[Start]
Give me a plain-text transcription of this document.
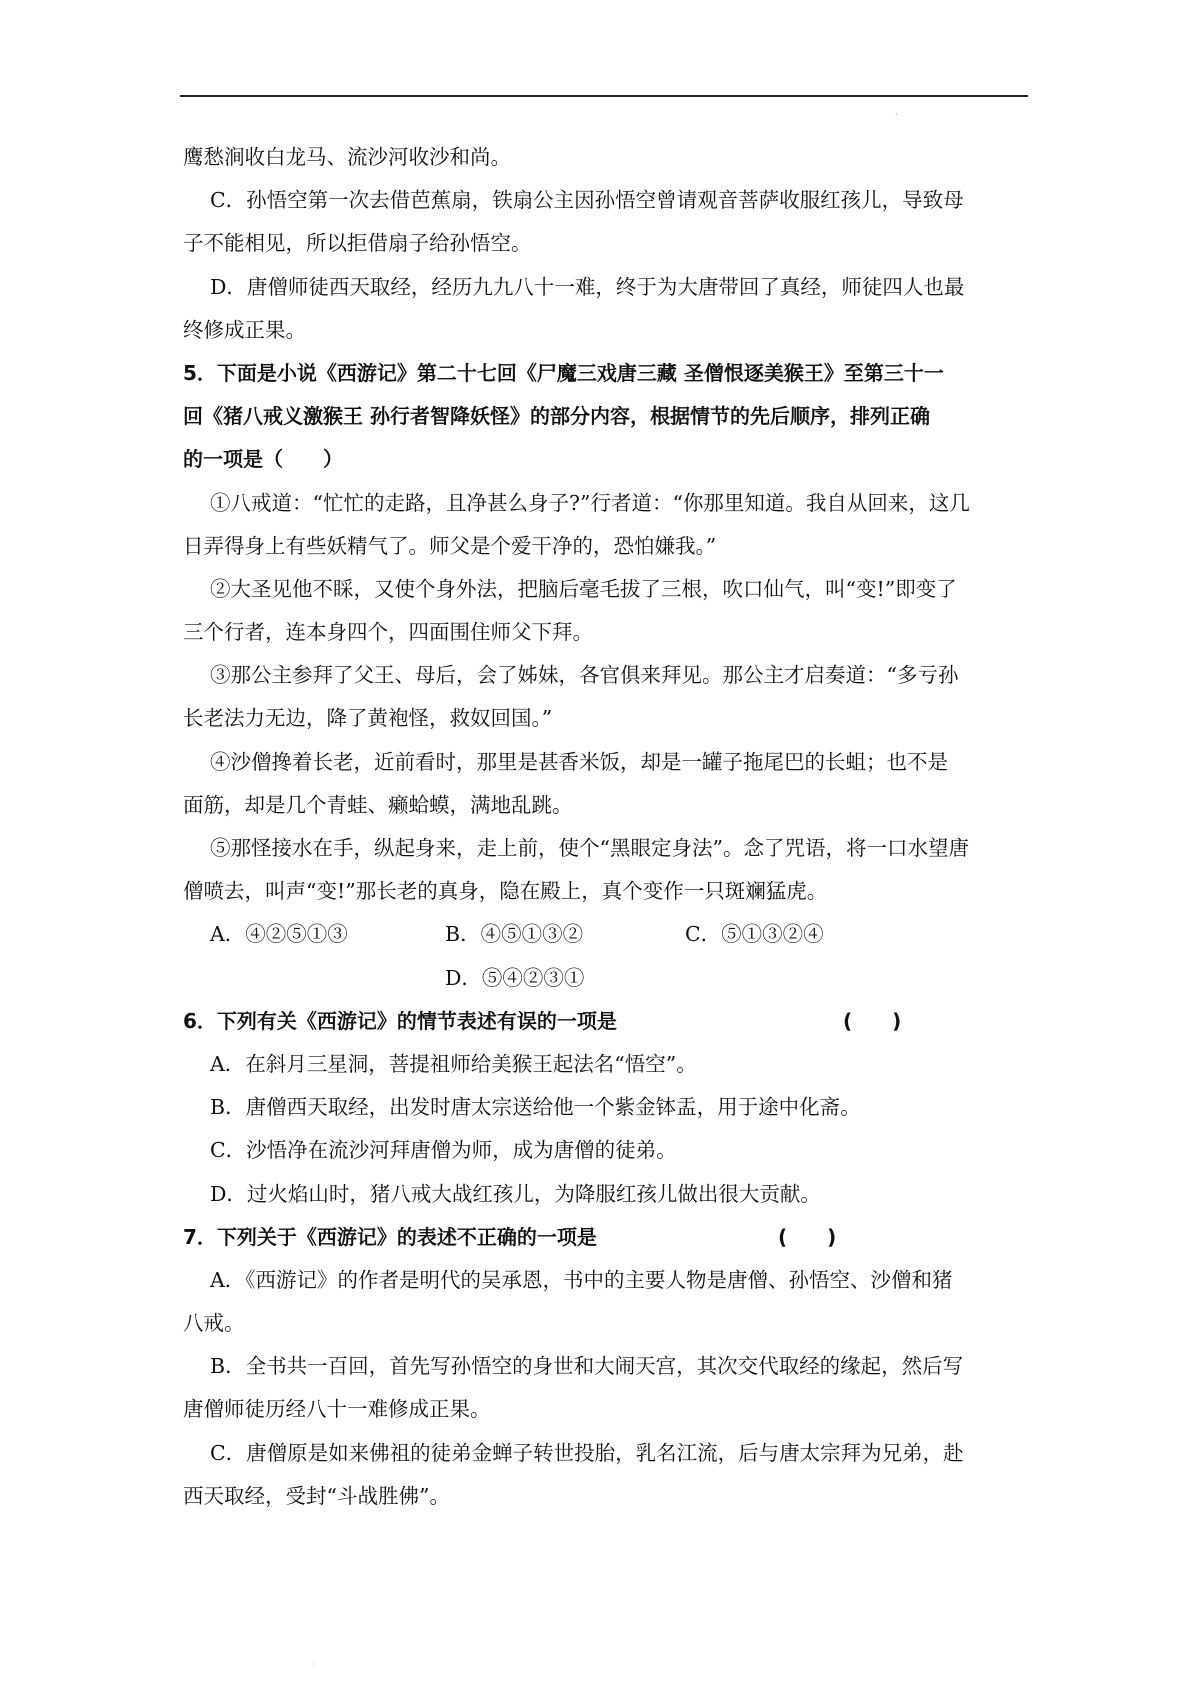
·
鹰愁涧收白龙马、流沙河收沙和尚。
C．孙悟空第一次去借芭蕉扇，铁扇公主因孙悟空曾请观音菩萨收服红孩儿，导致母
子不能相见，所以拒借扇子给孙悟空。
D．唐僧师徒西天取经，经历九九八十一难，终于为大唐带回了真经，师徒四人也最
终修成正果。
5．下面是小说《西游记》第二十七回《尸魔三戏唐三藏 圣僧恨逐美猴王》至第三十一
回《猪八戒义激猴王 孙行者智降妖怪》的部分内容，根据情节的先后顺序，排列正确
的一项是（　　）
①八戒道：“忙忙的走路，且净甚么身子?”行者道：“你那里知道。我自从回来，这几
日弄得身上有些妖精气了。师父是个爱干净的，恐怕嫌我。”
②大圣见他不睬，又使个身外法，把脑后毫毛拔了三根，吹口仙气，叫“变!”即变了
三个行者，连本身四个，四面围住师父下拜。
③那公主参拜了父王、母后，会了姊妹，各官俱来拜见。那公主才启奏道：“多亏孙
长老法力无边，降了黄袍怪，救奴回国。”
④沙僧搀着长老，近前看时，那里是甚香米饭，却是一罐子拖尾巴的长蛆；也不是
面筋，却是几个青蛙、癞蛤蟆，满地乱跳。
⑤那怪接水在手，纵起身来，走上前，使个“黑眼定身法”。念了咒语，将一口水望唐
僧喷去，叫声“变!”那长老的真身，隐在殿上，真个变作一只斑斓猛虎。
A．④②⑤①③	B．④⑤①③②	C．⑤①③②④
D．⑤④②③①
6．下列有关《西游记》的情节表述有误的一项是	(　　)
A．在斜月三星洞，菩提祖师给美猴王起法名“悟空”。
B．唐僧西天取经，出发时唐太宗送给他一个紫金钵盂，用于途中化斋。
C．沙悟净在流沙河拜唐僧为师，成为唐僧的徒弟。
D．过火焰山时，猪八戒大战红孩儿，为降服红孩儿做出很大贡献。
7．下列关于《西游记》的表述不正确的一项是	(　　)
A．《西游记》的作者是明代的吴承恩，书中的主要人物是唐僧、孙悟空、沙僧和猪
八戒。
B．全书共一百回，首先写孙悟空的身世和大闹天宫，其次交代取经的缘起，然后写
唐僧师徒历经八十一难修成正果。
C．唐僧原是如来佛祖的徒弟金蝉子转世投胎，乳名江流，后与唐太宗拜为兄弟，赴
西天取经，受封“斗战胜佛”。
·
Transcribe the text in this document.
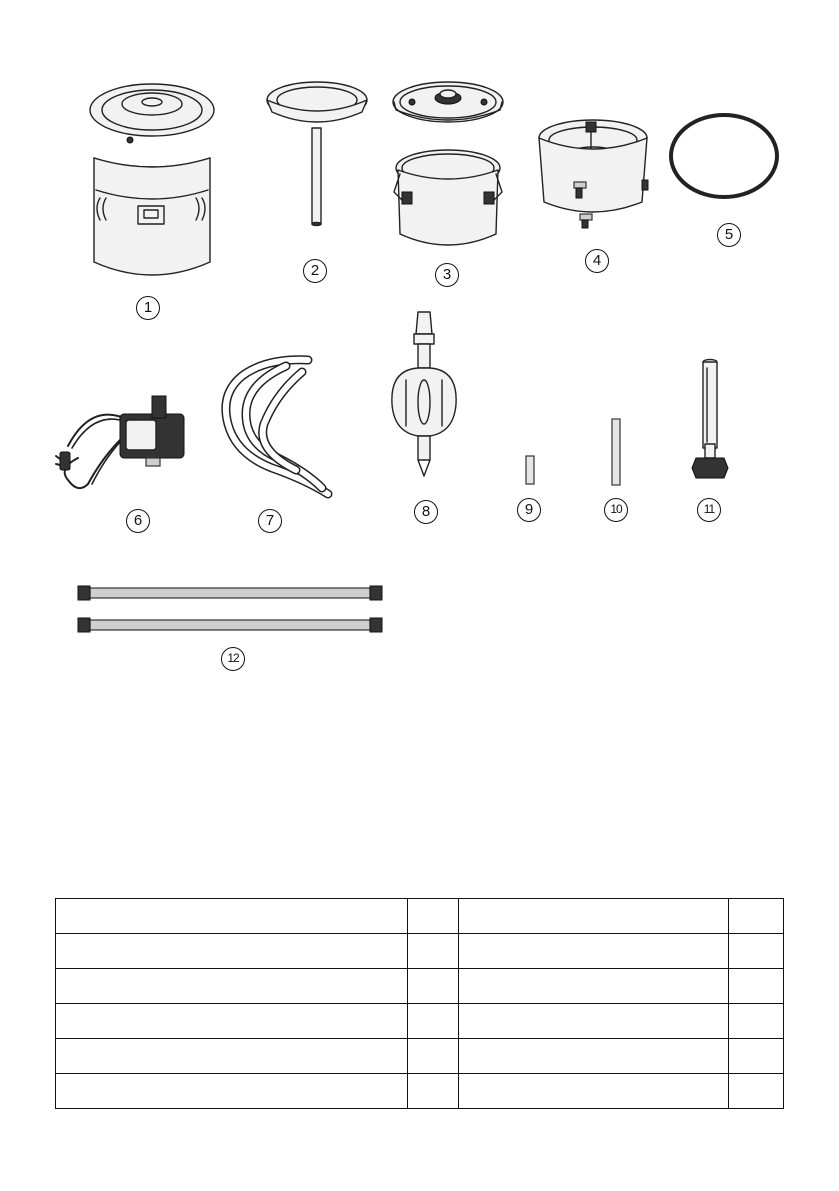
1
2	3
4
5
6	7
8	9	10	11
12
[End]
Objective = Omit each picture, then return all of the listing exactly as it stands.

Answer below =
Give me a plain-text transcription of this document.
·
鹰愁涧收白龙马、流沙河收沙和尚。
C．孙悟空第一次去借芭蕉扇，铁扇公主因孙悟空曾请观音菩萨收服红孩儿，导致母
子不能相见，所以拒借扇子给孙悟空。
D．唐僧师徒西天取经，经历九九八十一难，终于为大唐带回了真经，师徒四人也最
终修成正果。
5．下面是小说《西游记》第二十七回《尸魔三戏唐三藏 圣僧恨逐美猴王》至第三十一
回《猪八戒义激猴王 孙行者智降妖怪》的部分内容，根据情节的先后顺序，排列正确
的一项是（　　）
①八戒道：“忙忙的走路，且净甚么身子?”行者道：“你那里知道。我自从回来，这几
日弄得身上有些妖精气了。师父是个爱干净的，恐怕嫌我。”
②大圣见他不睬，又使个身外法，把脑后毫毛拔了三根，吹口仙气，叫“变!”即变了
三个行者，连本身四个，四面围住师父下拜。
③那公主参拜了父王、母后，会了姊妹，各官俱来拜见。那公主才启奏道：“多亏孙
长老法力无边，降了黄袍怪，救奴回国。”
④沙僧搀着长老，近前看时，那里是甚香米饭，却是一罐子拖尾巴的长蛆；也不是
面筋，却是几个青蛙、癞蛤蟆，满地乱跳。
⑤那怪接水在手，纵起身来，走上前，使个“黑眼定身法”。念了咒语，将一口水望唐
僧喷去，叫声“变!”那长老的真身，隐在殿上，真个变作一只斑斓猛虎。
A．④②⑤①③	B．④⑤①③②	C．⑤①③②④
D．⑤④②③①
6．下列有关《西游记》的情节表述有误的一项是	(　　)
A．在斜月三星洞，菩提祖师给美猴王起法名“悟空”。
B．唐僧西天取经，出发时唐太宗送给他一个紫金钵盂，用于途中化斋。
C．沙悟净在流沙河拜唐僧为师，成为唐僧的徒弟。
D．过火焰山时，猪八戒大战红孩儿，为降服红孩儿做出很大贡献。
7．下列关于《西游记》的表述不正确的一项是	(　　)
A．《西游记》的作者是明代的吴承恩，书中的主要人物是唐僧、孙悟空、沙僧和猪
八戒。
B．全书共一百回，首先写孙悟空的身世和大闹天宫，其次交代取经的缘起，然后写
唐僧师徒历经八十一难修成正果。
C．唐僧原是如来佛祖的徒弟金蝉子转世投胎，乳名江流，后与唐太宗拜为兄弟，赴
西天取经，受封“斗战胜佛”。
·
Transcribe the text in this document.
1
2	3
4
5
6	7
8	9	10	11
12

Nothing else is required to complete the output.